(Beginning of Extracted information)

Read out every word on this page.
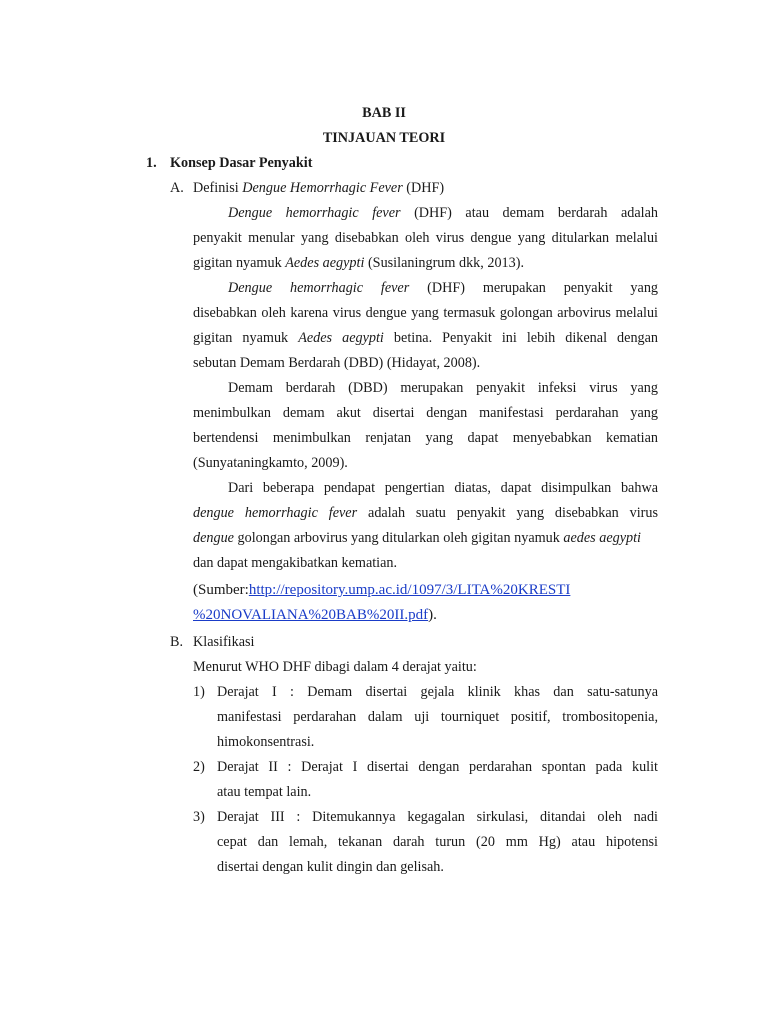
BAB II
TINJAUAN TEORI
1. Konsep Dasar Penyakit
A. Definisi Dengue Hemorrhagic Fever (DHF)
Dengue hemorrhagic fever (DHF) atau demam berdarah adalah
penyakit menular yang disebabkan oleh virus dengue yang ditularkan melalui
gigitan nyamuk Aedes aegypti (Susilaningrum dkk, 2013).
Dengue hemorrhagic fever (DHF) merupakan penyakit yang
disebabkan oleh karena virus dengue yang termasuk golongan arbovirus melalui
gigitan nyamuk Aedes aegypti betina. Penyakit ini lebih dikenal dengan
sebutan Demam Berdarah (DBD) (Hidayat, 2008).
Demam berdarah (DBD) merupakan penyakit infeksi virus yang
menimbulkan demam akut disertai dengan manifestasi perdarahan yang
bertendensi menimbulkan renjatan yang dapat menyebabkan kematian
(Sunyataningkamto, 2009).
Dari beberapa pendapat pengertian diatas, dapat disimpulkan bahwa
dengue hemorrhagic fever adalah suatu penyakit yang disebabkan virus
dengue golongan arbovirus yang ditularkan oleh gigitan nyamuk aedes aegypti
dan dapat mengakibatkan kematian.
(Sumber:http://repository.ump.ac.id/1097/3/LITA%20KRESTI
%20NOVALIANA%20BAB%20II.pdf).
B. Klasifikasi
Menurut WHO DHF dibagi dalam 4 derajat yaitu:
1) Derajat I : Demam disertai gejala klinik khas dan satu-satunya
manifestasi perdarahan dalam uji tourniquet positif, trombositopenia,
himokonsentrasi.
2) Derajat II : Derajat I disertai dengan perdarahan spontan pada kulit
atau tempat lain.
3) Derajat III : Ditemukannya kegagalan sirkulasi, ditandai oleh nadi
cepat dan lemah, tekanan darah turun (20 mm Hg) atau hipotensi
disertai dengan kulit dingin dan gelisah.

(End of Extracted information)

### Problem to work on:
Repeat the entries exactly as they are given, leaving out each image.

### Response for this exercise:
Read out every word on this page.
BAB II
TINJAUAN TEORI
1. Konsep Dasar Penyakit
A. Definisi Dengue Hemorrhagic Fever (DHF)
Dengue hemorrhagic fever (DHF) atau demam berdarah adalah
penyakit menular yang disebabkan oleh virus dengue yang ditularkan melalui
gigitan nyamuk Aedes aegypti (Susilaningrum dkk, 2013).
Dengue hemorrhagic fever (DHF) merupakan penyakit yang
disebabkan oleh karena virus dengue yang termasuk golongan arbovirus melalui
gigitan nyamuk Aedes aegypti betina. Penyakit ini lebih dikenal dengan
sebutan Demam Berdarah (DBD) (Hidayat, 2008).
Demam berdarah (DBD) merupakan penyakit infeksi virus yang
menimbulkan demam akut disertai dengan manifestasi perdarahan yang
bertendensi menimbulkan renjatan yang dapat menyebabkan kematian
(Sunyataningkamto, 2009).
Dari beberapa pendapat pengertian diatas, dapat disimpulkan bahwa
dengue hemorrhagic fever adalah suatu penyakit yang disebabkan virus
dengue golongan arbovirus yang ditularkan oleh gigitan nyamuk aedes aegypti
dan dapat mengakibatkan kematian.
(Sumber:http://repository.ump.ac.id/1097/3/LITA%20KRESTI
%20NOVALIANA%20BAB%20II.pdf).
B. Klasifikasi
Menurut WHO DHF dibagi dalam 4 derajat yaitu:
1) Derajat I : Demam disertai gejala klinik khas dan satu-satunya
manifestasi perdarahan dalam uji tourniquet positif, trombositopenia,
himokonsentrasi.
2) Derajat II : Derajat I disertai dengan perdarahan spontan pada kulit
atau tempat lain.
3) Derajat III : Ditemukannya kegagalan sirkulasi, ditandai oleh nadi
cepat dan lemah, tekanan darah turun (20 mm Hg) atau hipotensi
disertai dengan kulit dingin dan gelisah.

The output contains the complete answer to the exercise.